— WHAT IS BEING ASKED —
Make an exact copy of each entry, leaving out every picture.

— INPUT ROWS —
____________________
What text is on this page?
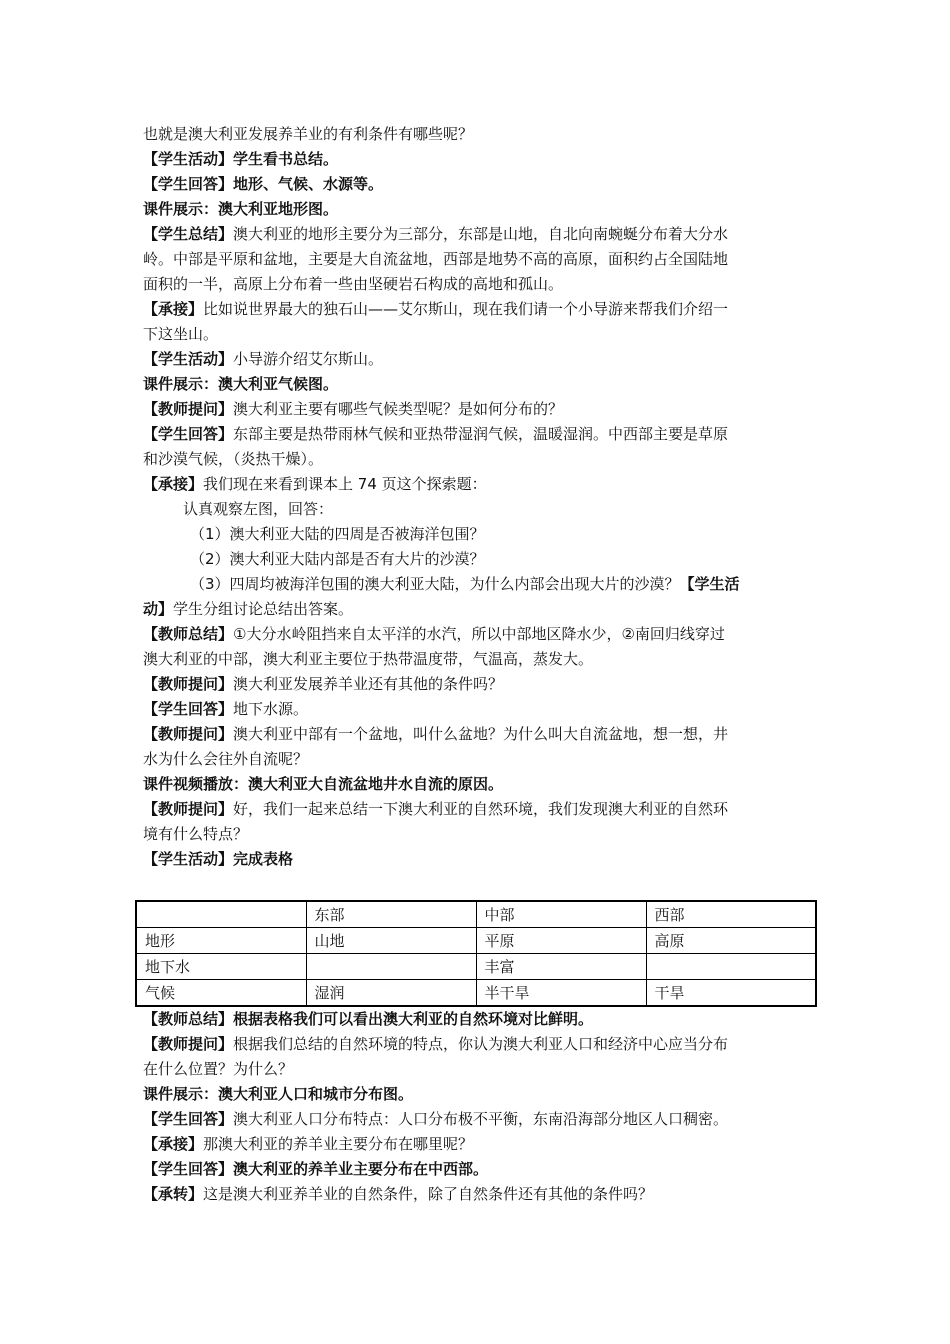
也就是澳大利亚发展养羊业的有利条件有哪些呢？
【学生活动】学生看书总结。
【学生回答】地形、气候、水源等。
课件展示：澳大利亚地形图。
【学生总结】澳大利亚的地形主要分为三部分，东部是山地，自北向南蜿蜒分布着大分水
岭。中部是平原和盆地，主要是大自流盆地，西部是地势不高的高原，面积约占全国陆地
面积的一半，高原上分布着一些由坚硬岩石构成的高地和孤山。
【承接】比如说世界最大的独石山——艾尔斯山，现在我们请一个小导游来帮我们介绍一
下这坐山。
【学生活动】小导游介绍艾尔斯山。
课件展示：澳大利亚气候图。
【教师提问】澳大利亚主要有哪些气候类型呢？是如何分布的？
【学生回答】东部主要是热带雨林气候和亚热带湿润气候，温暖湿润。中西部主要是草原
和沙漠气候，（炎热干燥）。
【承接】我们现在来看到课本上 74 页这个探索题：
认真观察左图，回答：
（1）澳大利亚大陆的四周是否被海洋包围？
（2）澳大利亚大陆内部是否有大片的沙漠？
（3）四周均被海洋包围的澳大利亚大陆，为什么内部会出现大片的沙漠？【学生活
动】学生分组讨论总结出答案。
【教师总结】①大分水岭阻挡来自太平洋的水汽，所以中部地区降水少，②南回归线穿过
澳大利亚的中部，澳大利亚主要位于热带温度带，气温高，蒸发大。
【教师提问】澳大利亚发展养羊业还有其他的条件吗？
【学生回答】地下水源。
【教师提问】澳大利亚中部有一个盆地，叫什么盆地？为什么叫大自流盆地，想一想，井
水为什么会往外自流呢？
课件视频播放：澳大利亚大自流盆地井水自流的原因。
【教师提问】好，我们一起来总结一下澳大利亚的自然环境，我们发现澳大利亚的自然环
境有什么特点？
【学生活动】完成表格
	东部	中部	西部
地形	山地	平原	高原
地下水		丰富	
气候	湿润	半干旱	干旱
【教师总结】根据表格我们可以看出澳大利亚的自然环境对比鲜明。
【教师提问】根据我们总结的自然环境的特点，你认为澳大利亚人口和经济中心应当分布
在什么位置？为什么？
课件展示：澳大利亚人口和城市分布图。
【学生回答】澳大利亚人口分布特点：人口分布极不平衡，东南沿海部分地区人口稠密。
【承接】那澳大利亚的养羊业主要分布在哪里呢？
【学生回答】澳大利亚的养羊业主要分布在中西部。
【承转】这是澳大利亚养羊业的自然条件，除了自然条件还有其他的条件吗？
____________________
— RESPONSE TO THE EXERCISE —
What text is on this page?
也就是澳大利亚发展养羊业的有利条件有哪些呢？
【学生活动】学生看书总结。
【学生回答】地形、气候、水源等。
课件展示：澳大利亚地形图。
【学生总结】澳大利亚的地形主要分为三部分，东部是山地，自北向南蜿蜒分布着大分水
岭。中部是平原和盆地，主要是大自流盆地，西部是地势不高的高原，面积约占全国陆地
面积的一半，高原上分布着一些由坚硬岩石构成的高地和孤山。
【承接】比如说世界最大的独石山——艾尔斯山，现在我们请一个小导游来帮我们介绍一
下这坐山。
【学生活动】小导游介绍艾尔斯山。
课件展示：澳大利亚气候图。
【教师提问】澳大利亚主要有哪些气候类型呢？是如何分布的？
【学生回答】东部主要是热带雨林气候和亚热带湿润气候，温暖湿润。中西部主要是草原
和沙漠气候，（炎热干燥）。
【承接】我们现在来看到课本上 74 页这个探索题：
认真观察左图，回答：
（1）澳大利亚大陆的四周是否被海洋包围？
（2）澳大利亚大陆内部是否有大片的沙漠？
（3）四周均被海洋包围的澳大利亚大陆，为什么内部会出现大片的沙漠？【学生活
动】学生分组讨论总结出答案。
【教师总结】①大分水岭阻挡来自太平洋的水汽，所以中部地区降水少，②南回归线穿过
澳大利亚的中部，澳大利亚主要位于热带温度带，气温高，蒸发大。
【教师提问】澳大利亚发展养羊业还有其他的条件吗？
【学生回答】地下水源。
【教师提问】澳大利亚中部有一个盆地，叫什么盆地？为什么叫大自流盆地，想一想，井
水为什么会往外自流呢？
课件视频播放：澳大利亚大自流盆地井水自流的原因。
【教师提问】好，我们一起来总结一下澳大利亚的自然环境，我们发现澳大利亚的自然环
境有什么特点？
【学生活动】完成表格
	东部	中部	西部
地形	山地	平原	高原
地下水		丰富	
气候	湿润	半干旱	干旱
【教师总结】根据表格我们可以看出澳大利亚的自然环境对比鲜明。
【教师提问】根据我们总结的自然环境的特点，你认为澳大利亚人口和经济中心应当分布
在什么位置？为什么？
课件展示：澳大利亚人口和城市分布图。
【学生回答】澳大利亚人口分布特点：人口分布极不平衡，东南沿海部分地区人口稠密。
【承接】那澳大利亚的养羊业主要分布在哪里呢？
【学生回答】澳大利亚的养羊业主要分布在中西部。
【承转】这是澳大利亚养羊业的自然条件，除了自然条件还有其他的条件吗？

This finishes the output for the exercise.